Set exercise -> Write out the material exactly, leaving every picture behind.

[Start Information supplied]

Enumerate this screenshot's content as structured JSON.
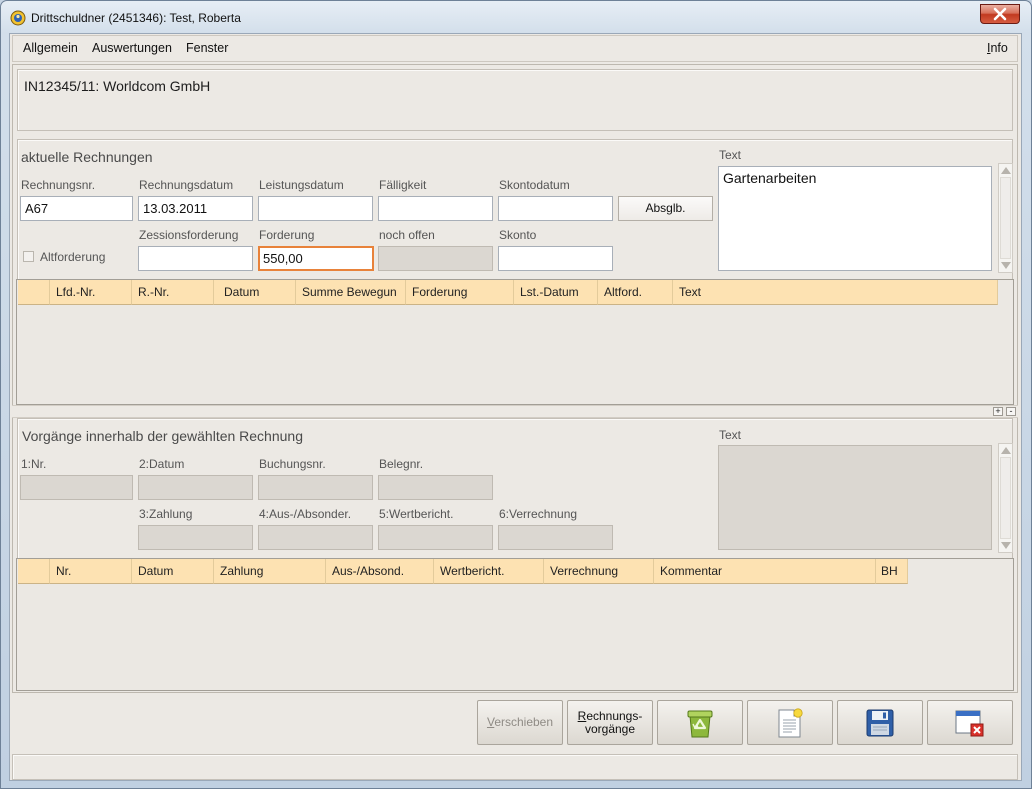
{
  "window": {
    "title": "Drittschuldner (2451346): Test, Roberta",
    "app_icon": "app-icon",
    "close_icon": "close-icon"
  },
  "menu": {
    "items": [
      "Allgemein",
      "Auswertungen",
      "Fenster"
    ],
    "info": "Info"
  },
  "header": {
    "case_title": "IN12345/11: Worldcom GmbH"
  },
  "invoices": {
    "title": "aktuelle Rechnungen",
    "rechnungsnr": {
      "label": "Rechnungsnr.",
      "value": "A67"
    },
    "rechnungsdatum": {
      "label": "Rechnungsdatum",
      "value": "13.03.2011"
    },
    "leistungsdatum": {
      "label": "Leistungsdatum",
      "value": ""
    },
    "faelligkeit": {
      "label": "Fälligkeit",
      "value": ""
    },
    "skontodatum": {
      "label": "Skontodatum",
      "value": ""
    },
    "absglb_button": "Absglb.",
    "altforderung": {
      "label": "Altforderung",
      "checked": false
    },
    "zessionsforderung": {
      "label": "Zessionsforderung",
      "value": ""
    },
    "forderung": {
      "label": "Forderung",
      "value": "550,00",
      "focused": true
    },
    "noch_offen": {
      "label": "noch offen",
      "value": "",
      "enabled": false
    },
    "skonto": {
      "label": "Skonto",
      "value": ""
    },
    "text": {
      "label": "Text",
      "value": "Gartenarbeiten"
    },
    "table": {
      "columns": [
        "Lfd.-Nr.",
        "R.-Nr.",
        "Datum",
        "Summe Bewegun",
        "Forderung",
        "Lst.-Datum",
        "Altford.",
        "Text"
      ],
      "rows": []
    }
  },
  "splitter": {
    "expand": "+",
    "collapse": "-"
  },
  "transactions": {
    "title": "Vorgänge innerhalb der gewählten Rechnung",
    "fields_enabled": false,
    "nr": {
      "label": "1:Nr.",
      "value": ""
    },
    "datum": {
      "label": "2:Datum",
      "value": ""
    },
    "buchungsnr": {
      "label": "Buchungsnr.",
      "value": ""
    },
    "belegnr": {
      "label": "Belegnr.",
      "value": ""
    },
    "zahlung": {
      "label": "3:Zahlung",
      "value": ""
    },
    "aus_absonder": {
      "label": "4:Aus-/Absonder.",
      "value": ""
    },
    "wertbericht": {
      "label": "5:Wertbericht.",
      "value": ""
    },
    "verrechnung": {
      "label": "6:Verrechnung",
      "value": ""
    },
    "text": {
      "label": "Text",
      "value": ""
    },
    "table": {
      "columns": [
        "Nr.",
        "Datum",
        "Zahlung",
        "Aus-/Absond.",
        "Wertbericht.",
        "Verrechnung",
        "Kommentar",
        "BH"
      ],
      "rows": []
    }
  },
  "actions": {
    "verschieben": {
      "label": "Verschieben",
      "enabled": false
    },
    "rechnungsvorgaenge": {
      "line1": "Rechnungs-",
      "line2": "vorgänge"
    },
    "icon_buttons": [
      {
        "icon": "recycle-bin-icon"
      },
      {
        "icon": "new-document-icon"
      },
      {
        "icon": "save-icon"
      },
      {
        "icon": "close-window-icon"
      }
    ]
  },
  "colors": {
    "window_bg": "#ece9e4",
    "table_header_bg": "#fde2b2",
    "focus_border": "#e8823a",
    "disabled_field_bg": "#dbd7d1"
  }
}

[End Information supplied]

Task solution ->
Enumerate this screenshot's content as structured JSON.
{
  "window": {
    "title": "Drittschuldner (2451346): Test, Roberta",
    "app_icon": "app-icon",
    "close_icon": "close-icon"
  },
  "menu": {
    "items": [
      "Allgemein",
      "Auswertungen",
      "Fenster"
    ],
    "info": "Info"
  },
  "header": {
    "case_title": "IN12345/11: Worldcom GmbH"
  },
  "invoices": {
    "title": "aktuelle Rechnungen",
    "rechnungsnr": {
      "label": "Rechnungsnr.",
      "value": "A67"
    },
    "rechnungsdatum": {
      "label": "Rechnungsdatum",
      "value": "13.03.2011"
    },
    "leistungsdatum": {
      "label": "Leistungsdatum",
      "value": ""
    },
    "faelligkeit": {
      "label": "Fälligkeit",
      "value": ""
    },
    "skontodatum": {
      "label": "Skontodatum",
      "value": ""
    },
    "absglb_button": "Absglb.",
    "altforderung": {
      "label": "Altforderung",
      "checked": false
    },
    "zessionsforderung": {
      "label": "Zessionsforderung",
      "value": ""
    },
    "forderung": {
      "label": "Forderung",
      "value": "550,00",
      "focused": true
    },
    "noch_offen": {
      "label": "noch offen",
      "value": "",
      "enabled": false
    },
    "skonto": {
      "label": "Skonto",
      "value": ""
    },
    "text": {
      "label": "Text",
      "value": "Gartenarbeiten"
    },
    "table": {
      "columns": [
        "Lfd.-Nr.",
        "R.-Nr.",
        "Datum",
        "Summe Bewegun",
        "Forderung",
        "Lst.-Datum",
        "Altford.",
        "Text"
      ],
      "rows": []
    }
  },
  "splitter": {
    "expand": "+",
    "collapse": "-"
  },
  "transactions": {
    "title": "Vorgänge innerhalb der gewählten Rechnung",
    "fields_enabled": false,
    "nr": {
      "label": "1:Nr.",
      "value": ""
    },
    "datum": {
      "label": "2:Datum",
      "value": ""
    },
    "buchungsnr": {
      "label": "Buchungsnr.",
      "value": ""
    },
    "belegnr": {
      "label": "Belegnr.",
      "value": ""
    },
    "zahlung": {
      "label": "3:Zahlung",
      "value": ""
    },
    "aus_absonder": {
      "label": "4:Aus-/Absonder.",
      "value": ""
    },
    "wertbericht": {
      "label": "5:Wertbericht.",
      "value": ""
    },
    "verrechnung": {
      "label": "6:Verrechnung",
      "value": ""
    },
    "text": {
      "label": "Text",
      "value": ""
    },
    "table": {
      "columns": [
        "Nr.",
        "Datum",
        "Zahlung",
        "Aus-/Absond.",
        "Wertbericht.",
        "Verrechnung",
        "Kommentar",
        "BH"
      ],
      "rows": []
    }
  },
  "actions": {
    "verschieben": {
      "label": "Verschieben",
      "enabled": false
    },
    "rechnungsvorgaenge": {
      "line1": "Rechnungs-",
      "line2": "vorgänge"
    },
    "icon_buttons": [
      {
        "icon": "recycle-bin-icon"
      },
      {
        "icon": "new-document-icon"
      },
      {
        "icon": "save-icon"
      },
      {
        "icon": "close-window-icon"
      }
    ]
  },
  "colors": {
    "window_bg": "#ece9e4",
    "table_header_bg": "#fde2b2",
    "focus_border": "#e8823a",
    "disabled_field_bg": "#dbd7d1"
  }
}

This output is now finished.